| Problems and tasks |
A: In the Parkinson's disease study description, which initiative's data will be used to study blood RNA profiles?
B: Pick up the Parkinson's disease study description after its last sentence and keep writing it.

Leveraging Gene Expression Data to Redefine Parkinson’s Disease and the Pathways Driving Disease in Different Individuals

Study Rationale: People with Parkinson’s disease (PD) share some common problems, such as stiffness, slowness of movement and tremors. However, these symptoms vary in severity, and individuals often have other nonmotor symptoms — including dementia, depression and constipation — making the disease very variable across individuals. Although we do not know how this variability arises, genetic studies suggest that a range of cellular processes may be involved in driving the onset and progression of PD, and that these processes may vary in importance across individuals.

Hypothesis: We hypothesize that people with clinically different PD experiences and outcomes have significant differences in their blood RNA profiles and that these differences will be apparent in the early stages of the disease.

Study Design: We will use data from the Parkinson’s Progression Marker Initiative to study blood RNA profiles generated from individuals with PD over time. Using RNA-sequencing data, we will capture information about gene expression, splicing and mitochondrial RNA expression and processing. We will then integrate this data with clinical information to determine whether there are transcriptomic signatures that distinguish between patient groups and whether these differences can be identified early in the disease process. Finally, we will use publicly available and separately funded brain transcriptomic data to identify common transcriptomic signatures between brain and blood, particularly in PD patients with dementia.

| Dataset |
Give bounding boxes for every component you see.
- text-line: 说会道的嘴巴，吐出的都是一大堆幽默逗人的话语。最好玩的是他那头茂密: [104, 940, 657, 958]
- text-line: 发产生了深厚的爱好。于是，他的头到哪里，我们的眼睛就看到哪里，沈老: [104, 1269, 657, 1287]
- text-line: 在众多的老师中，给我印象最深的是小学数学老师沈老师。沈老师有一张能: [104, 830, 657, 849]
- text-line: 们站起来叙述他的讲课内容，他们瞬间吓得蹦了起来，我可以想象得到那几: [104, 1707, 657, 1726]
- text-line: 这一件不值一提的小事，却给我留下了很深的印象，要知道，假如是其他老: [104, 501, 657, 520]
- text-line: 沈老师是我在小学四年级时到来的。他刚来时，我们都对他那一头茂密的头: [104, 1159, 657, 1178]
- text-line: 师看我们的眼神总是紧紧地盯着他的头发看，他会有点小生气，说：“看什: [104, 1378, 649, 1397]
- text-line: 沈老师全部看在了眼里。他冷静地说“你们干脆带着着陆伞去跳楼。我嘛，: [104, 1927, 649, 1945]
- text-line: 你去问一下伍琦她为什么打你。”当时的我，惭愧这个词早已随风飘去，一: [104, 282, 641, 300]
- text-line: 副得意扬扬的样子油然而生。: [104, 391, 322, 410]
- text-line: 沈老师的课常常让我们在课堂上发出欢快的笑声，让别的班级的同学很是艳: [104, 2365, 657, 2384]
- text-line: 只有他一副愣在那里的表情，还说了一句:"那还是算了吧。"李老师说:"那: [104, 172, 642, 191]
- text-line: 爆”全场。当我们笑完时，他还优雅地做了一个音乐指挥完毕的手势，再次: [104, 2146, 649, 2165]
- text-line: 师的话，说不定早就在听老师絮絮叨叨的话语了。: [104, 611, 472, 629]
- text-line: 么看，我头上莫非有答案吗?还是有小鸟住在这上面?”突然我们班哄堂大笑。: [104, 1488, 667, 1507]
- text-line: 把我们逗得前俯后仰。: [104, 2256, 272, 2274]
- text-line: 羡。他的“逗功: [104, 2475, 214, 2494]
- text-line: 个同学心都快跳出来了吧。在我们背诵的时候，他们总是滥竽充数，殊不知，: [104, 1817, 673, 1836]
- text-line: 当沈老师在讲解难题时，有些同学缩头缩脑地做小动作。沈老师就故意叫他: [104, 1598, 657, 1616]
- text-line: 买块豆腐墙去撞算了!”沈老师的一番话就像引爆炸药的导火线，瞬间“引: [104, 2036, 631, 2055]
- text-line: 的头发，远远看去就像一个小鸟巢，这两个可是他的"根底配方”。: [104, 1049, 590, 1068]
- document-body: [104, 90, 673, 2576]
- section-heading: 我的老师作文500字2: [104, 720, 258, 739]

| Exercise results |
A: The Parkinson's Progression Marker Initiative.

B:
Impact on Diagnosis/Treatment of Parkinson’s disease: No treatments that slow the underlying progression of PD currently exist. The ability to identify transcriptomic signatures that distinguish between people who have differing severity of PD at diagnosis could improve clinical trial design and target the right treatment to the right patients.

Next Steps for Development: This study will help identify potential blood biomarkers for PD diagnosis and disease progression. Such markers could form the basis for improvements in trial design and personalized care for people with PD.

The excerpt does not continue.